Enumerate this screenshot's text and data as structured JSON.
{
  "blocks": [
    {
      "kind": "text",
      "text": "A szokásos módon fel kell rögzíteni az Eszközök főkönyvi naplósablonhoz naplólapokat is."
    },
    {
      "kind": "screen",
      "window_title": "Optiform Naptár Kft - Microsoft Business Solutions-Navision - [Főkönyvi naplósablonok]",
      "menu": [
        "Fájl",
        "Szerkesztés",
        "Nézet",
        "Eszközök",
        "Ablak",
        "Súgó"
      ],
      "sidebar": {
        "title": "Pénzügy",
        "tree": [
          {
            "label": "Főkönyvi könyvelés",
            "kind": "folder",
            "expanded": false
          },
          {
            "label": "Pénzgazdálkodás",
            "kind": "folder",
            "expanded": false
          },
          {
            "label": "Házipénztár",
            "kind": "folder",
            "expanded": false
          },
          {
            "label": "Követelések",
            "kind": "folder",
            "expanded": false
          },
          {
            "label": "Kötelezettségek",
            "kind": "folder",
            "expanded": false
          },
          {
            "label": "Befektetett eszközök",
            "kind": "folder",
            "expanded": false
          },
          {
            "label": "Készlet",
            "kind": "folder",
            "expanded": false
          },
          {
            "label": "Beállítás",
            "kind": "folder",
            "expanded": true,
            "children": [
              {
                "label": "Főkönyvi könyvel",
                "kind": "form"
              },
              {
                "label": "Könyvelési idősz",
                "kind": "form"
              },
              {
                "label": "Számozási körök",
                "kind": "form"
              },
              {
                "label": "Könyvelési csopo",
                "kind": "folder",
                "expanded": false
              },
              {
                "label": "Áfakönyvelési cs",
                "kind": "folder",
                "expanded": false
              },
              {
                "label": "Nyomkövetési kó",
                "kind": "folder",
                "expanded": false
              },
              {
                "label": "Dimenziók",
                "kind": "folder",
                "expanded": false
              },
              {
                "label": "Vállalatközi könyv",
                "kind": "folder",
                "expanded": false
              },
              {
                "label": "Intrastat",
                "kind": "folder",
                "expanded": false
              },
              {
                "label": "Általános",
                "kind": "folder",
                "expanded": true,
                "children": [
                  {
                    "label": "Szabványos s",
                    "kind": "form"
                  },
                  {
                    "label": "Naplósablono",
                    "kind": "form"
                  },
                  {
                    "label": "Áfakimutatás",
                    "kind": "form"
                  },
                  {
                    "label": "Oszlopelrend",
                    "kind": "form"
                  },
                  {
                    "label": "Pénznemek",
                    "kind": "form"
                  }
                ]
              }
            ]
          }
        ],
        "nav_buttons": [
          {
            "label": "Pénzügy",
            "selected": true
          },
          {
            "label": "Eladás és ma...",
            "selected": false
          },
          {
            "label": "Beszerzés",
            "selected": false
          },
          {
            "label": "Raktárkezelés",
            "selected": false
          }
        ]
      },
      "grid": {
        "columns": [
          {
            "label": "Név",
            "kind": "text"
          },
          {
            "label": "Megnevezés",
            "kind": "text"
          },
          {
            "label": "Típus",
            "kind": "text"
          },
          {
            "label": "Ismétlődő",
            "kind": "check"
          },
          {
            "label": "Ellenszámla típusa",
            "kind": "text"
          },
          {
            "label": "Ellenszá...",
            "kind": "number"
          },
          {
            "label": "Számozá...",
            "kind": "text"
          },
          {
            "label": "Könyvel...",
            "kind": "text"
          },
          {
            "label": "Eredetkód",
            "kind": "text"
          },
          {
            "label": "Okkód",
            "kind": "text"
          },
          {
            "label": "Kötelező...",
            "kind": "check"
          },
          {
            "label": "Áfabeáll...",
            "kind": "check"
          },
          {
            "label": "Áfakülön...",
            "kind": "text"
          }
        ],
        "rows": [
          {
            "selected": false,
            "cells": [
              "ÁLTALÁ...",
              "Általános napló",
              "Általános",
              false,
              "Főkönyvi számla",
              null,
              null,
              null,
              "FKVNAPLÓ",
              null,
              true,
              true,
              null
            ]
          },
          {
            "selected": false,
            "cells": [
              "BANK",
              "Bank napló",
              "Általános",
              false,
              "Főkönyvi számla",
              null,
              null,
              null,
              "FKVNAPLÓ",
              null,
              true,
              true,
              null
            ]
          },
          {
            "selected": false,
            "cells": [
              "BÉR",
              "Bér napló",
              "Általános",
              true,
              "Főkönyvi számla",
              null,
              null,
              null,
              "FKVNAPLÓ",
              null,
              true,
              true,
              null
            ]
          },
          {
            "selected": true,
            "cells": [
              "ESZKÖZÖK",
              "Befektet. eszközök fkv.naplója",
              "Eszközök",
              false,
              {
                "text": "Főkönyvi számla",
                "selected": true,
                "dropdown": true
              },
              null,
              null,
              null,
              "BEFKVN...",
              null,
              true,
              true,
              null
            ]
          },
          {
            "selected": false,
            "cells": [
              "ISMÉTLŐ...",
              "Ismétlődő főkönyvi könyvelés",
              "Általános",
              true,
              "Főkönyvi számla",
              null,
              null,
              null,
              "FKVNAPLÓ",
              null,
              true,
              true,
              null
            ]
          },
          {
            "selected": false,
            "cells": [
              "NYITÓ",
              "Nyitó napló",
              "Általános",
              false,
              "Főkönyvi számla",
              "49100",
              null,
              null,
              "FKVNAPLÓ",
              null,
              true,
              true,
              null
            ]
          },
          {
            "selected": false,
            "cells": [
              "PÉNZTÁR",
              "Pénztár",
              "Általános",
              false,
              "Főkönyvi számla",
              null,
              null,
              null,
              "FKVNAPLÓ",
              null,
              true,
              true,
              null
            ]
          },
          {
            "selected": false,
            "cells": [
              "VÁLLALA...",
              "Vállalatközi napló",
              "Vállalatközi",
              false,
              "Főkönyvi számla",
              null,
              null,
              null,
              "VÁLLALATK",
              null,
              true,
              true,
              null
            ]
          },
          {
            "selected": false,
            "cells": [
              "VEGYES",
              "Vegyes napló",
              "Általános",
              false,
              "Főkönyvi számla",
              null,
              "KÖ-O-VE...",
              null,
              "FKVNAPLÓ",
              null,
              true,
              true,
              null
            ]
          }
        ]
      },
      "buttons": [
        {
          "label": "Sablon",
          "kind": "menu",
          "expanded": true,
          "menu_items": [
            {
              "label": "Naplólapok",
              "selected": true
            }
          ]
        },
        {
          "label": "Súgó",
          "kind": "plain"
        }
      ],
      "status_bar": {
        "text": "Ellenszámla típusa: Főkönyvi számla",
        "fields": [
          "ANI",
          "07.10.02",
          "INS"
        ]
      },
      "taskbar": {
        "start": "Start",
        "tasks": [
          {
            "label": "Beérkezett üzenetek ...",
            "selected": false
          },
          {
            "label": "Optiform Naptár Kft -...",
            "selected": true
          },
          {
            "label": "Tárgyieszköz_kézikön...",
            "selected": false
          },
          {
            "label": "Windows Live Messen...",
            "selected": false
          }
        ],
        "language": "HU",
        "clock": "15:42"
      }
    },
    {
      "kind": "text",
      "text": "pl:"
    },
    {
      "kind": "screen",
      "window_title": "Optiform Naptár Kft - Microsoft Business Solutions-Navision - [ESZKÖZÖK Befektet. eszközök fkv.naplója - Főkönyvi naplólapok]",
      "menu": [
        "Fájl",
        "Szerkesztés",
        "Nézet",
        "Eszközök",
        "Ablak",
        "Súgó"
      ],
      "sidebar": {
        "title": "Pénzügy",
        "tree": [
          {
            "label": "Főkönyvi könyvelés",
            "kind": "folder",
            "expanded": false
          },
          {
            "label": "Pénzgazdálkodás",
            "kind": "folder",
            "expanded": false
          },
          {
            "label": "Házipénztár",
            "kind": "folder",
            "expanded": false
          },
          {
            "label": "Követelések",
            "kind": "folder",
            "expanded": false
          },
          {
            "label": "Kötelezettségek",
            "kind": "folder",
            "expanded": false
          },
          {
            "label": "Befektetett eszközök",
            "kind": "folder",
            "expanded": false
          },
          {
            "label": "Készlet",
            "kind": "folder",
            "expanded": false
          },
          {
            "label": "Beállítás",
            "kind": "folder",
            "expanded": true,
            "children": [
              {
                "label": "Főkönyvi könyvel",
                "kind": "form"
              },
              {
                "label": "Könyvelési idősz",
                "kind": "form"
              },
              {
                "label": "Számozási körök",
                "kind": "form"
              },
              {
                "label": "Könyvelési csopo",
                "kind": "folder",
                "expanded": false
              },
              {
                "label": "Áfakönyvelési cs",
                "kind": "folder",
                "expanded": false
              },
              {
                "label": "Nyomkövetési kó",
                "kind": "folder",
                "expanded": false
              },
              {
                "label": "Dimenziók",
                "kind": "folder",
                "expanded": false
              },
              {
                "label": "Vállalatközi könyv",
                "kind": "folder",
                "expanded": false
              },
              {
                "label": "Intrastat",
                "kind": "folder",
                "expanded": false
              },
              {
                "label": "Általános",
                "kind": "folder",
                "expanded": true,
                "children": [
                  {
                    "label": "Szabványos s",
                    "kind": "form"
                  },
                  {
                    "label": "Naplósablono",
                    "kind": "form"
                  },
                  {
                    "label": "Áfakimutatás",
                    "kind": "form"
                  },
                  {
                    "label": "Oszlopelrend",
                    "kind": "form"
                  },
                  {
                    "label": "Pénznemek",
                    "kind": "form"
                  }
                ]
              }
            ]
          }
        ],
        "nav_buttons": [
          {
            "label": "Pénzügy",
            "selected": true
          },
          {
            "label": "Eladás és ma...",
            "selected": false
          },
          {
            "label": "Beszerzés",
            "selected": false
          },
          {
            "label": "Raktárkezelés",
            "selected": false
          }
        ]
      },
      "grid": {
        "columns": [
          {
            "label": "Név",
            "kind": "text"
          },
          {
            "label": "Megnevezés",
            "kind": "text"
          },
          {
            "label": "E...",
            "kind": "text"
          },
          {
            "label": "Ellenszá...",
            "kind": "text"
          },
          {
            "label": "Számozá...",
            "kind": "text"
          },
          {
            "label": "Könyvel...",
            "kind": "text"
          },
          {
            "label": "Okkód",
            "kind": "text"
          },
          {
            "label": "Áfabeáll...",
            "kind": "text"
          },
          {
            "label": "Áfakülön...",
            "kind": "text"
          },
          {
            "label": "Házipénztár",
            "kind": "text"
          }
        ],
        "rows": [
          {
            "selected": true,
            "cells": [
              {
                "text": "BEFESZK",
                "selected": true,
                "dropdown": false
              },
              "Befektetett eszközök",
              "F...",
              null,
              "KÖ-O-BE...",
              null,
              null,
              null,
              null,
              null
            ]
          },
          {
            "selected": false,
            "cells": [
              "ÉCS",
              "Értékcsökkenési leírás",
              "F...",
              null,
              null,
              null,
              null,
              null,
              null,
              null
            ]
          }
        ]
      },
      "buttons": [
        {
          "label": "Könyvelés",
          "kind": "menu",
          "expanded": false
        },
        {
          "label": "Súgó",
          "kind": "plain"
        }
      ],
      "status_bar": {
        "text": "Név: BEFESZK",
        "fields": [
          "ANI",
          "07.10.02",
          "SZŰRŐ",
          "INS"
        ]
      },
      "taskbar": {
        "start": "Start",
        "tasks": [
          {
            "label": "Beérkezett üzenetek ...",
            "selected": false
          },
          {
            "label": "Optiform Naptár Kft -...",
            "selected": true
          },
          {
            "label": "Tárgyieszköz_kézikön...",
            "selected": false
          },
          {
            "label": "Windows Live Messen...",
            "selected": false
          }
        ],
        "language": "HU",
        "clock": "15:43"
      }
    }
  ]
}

• **TASK OBJECTIVE**
Filter the entries down to the lines containing "Microsoft". Copy each of those lines.

• **TASK SOLUTION**
      "window_title": "Optiform Naptár Kft - Microsoft Business Solutions-Navision - [Főkönyvi naplósablonok]",
      "window_title": "Optiform Naptár Kft - Microsoft Business Solutions-Navision - [ESZKÖZÖK Befektet. eszközök fkv.naplója - Főkönyvi naplólapok]",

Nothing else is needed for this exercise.